## Quoted passage
------------------------------------------------
Project Management Office
Texas A&M University


The requirements for project management at Texas A&M are presented in State Law and University Policy:

TAC 216
  • Requires an institution-wide approach to project management 
  • Presents criteria for project management practices
SAP 29.01.03.M1.21
  • Describes the requirements for developing and implementing new application software in the University.
  • Requires the use of a system development life cycle (SDLC). See PMO SDLC Training and Templates)
    SDLC requires creation and execution of a plan for software design, development, and deployment.
  • Defines major application

Major Applications

Major Applications must be reported using one of the following tools

  1. Project Risk Assessment - A tool to identify project risks and risk mitigation tactics. The tool can be used for any project and is required for the development or implementation of major applications.
  2. PowerSteering - Users of this PPM tool may also use PMO provided templates and tag their projects for reporting in lieu of using the PRA.
------------------------------------------------
## Record excerpts

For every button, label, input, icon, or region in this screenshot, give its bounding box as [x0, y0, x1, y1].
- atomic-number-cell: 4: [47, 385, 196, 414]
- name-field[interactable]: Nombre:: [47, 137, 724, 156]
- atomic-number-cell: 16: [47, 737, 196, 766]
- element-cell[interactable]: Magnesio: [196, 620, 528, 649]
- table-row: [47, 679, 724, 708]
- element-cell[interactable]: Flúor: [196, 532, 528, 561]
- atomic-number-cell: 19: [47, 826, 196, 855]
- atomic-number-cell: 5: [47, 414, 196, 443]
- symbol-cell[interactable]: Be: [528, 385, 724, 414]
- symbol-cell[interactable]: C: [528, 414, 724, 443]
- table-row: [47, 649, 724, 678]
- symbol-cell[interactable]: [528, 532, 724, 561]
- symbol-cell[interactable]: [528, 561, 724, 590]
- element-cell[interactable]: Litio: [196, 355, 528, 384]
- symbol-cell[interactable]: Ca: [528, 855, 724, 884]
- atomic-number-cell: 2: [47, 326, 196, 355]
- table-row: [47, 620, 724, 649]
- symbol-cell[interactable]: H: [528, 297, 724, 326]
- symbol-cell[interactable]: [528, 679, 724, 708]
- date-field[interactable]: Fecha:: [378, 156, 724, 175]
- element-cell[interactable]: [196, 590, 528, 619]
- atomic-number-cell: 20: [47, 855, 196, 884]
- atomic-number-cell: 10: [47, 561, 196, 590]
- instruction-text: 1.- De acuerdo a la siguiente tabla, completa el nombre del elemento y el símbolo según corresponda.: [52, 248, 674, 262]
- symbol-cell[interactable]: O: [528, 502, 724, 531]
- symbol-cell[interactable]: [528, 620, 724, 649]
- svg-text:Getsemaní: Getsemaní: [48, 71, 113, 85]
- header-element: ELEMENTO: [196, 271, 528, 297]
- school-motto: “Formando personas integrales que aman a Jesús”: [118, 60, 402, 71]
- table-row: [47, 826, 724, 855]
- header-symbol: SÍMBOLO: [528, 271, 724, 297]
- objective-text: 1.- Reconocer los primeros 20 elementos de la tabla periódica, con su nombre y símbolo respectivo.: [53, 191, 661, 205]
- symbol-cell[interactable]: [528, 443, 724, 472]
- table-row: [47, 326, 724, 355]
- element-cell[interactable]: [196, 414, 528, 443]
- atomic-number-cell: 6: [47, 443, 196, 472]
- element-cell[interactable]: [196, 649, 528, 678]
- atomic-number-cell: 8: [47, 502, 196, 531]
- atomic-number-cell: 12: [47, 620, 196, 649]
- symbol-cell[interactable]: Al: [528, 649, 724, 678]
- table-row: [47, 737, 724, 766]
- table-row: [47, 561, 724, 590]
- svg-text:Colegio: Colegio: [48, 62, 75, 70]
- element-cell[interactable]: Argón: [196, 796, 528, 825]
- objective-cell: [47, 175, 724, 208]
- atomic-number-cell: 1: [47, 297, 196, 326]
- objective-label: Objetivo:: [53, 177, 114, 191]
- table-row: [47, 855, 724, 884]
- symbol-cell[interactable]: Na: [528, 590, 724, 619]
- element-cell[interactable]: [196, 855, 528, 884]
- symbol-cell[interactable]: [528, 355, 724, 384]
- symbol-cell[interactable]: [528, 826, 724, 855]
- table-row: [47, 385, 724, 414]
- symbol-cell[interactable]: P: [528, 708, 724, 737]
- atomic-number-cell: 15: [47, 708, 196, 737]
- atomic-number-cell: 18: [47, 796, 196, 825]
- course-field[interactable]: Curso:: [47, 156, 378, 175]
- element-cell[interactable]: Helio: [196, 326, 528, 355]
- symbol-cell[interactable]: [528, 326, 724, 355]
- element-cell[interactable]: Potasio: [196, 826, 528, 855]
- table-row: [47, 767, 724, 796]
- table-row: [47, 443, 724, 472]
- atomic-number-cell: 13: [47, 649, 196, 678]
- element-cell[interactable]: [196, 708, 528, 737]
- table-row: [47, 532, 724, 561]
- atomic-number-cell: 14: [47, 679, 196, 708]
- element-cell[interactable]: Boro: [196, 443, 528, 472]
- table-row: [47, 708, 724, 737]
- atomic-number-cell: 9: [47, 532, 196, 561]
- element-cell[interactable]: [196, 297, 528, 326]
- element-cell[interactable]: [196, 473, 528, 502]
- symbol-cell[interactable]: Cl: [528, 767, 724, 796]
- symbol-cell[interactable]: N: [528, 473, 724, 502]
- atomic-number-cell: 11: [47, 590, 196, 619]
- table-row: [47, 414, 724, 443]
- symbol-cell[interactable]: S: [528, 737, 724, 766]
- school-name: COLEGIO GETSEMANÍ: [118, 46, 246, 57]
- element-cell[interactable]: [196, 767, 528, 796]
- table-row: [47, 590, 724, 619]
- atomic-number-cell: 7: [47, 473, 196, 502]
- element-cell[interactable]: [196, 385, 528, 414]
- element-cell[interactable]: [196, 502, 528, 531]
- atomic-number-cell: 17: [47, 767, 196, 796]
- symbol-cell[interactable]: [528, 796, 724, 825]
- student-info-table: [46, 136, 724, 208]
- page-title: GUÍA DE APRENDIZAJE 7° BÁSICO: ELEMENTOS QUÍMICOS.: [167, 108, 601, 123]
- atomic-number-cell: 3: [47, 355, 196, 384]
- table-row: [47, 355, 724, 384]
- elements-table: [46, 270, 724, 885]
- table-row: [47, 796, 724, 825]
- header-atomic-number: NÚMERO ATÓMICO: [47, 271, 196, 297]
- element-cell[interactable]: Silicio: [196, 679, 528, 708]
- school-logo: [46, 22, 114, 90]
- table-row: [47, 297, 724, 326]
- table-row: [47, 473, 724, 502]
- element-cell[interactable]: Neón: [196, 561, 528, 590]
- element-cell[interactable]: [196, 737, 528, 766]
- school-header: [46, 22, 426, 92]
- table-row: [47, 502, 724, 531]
------------------------------------------------
## Tasks
(1) In the Texas A&M project management page, which university policy requires the use of a system development life cycle?
(2) Write the next part of the Texas A&M project management page.
Nothing in the listing is needed here.

## The answers
(1) SAP 29.01.03.M1.21

(2)
Texas A&M University Project Management Framework

The Texas A&M Univesrity Project Management Framework defines the requirements for an effective Project Management Methodology. The PMO has established lean and traditional methodologies that units can adopt or modify for use. Also, the IT Advisory Committee's Project Management Essential Elements is an excellent resource for creating a methodology. The application of the methodology should be appropriate to the size and complexity of each project. The following items should be addressed in any project management methodology


Unit Head

  • Establishes the unit's project management methodology and continuous improvement process.
  • Establishes guidelines defining what constitutes a project for the unit.
  • Ensures a project sponsor is assigned to every project.
  • Identifies project stakeholders.
  • Terminates projects that are no longer in the business interest of the unit.
  • Reassigns sponsor responsibilities if the project sponsor is unwilling or unable to complete the project.

Project Sponsor

  • Ensures a project manager is assigned to the project.
  • Defines a high-level vision for the project.
  • Approves the project's scope and objectives.
  • Identifies the project constraints and risk tolerance.

Project Manager

  • Identifies the resources available to the project, including personnel, funding and technology.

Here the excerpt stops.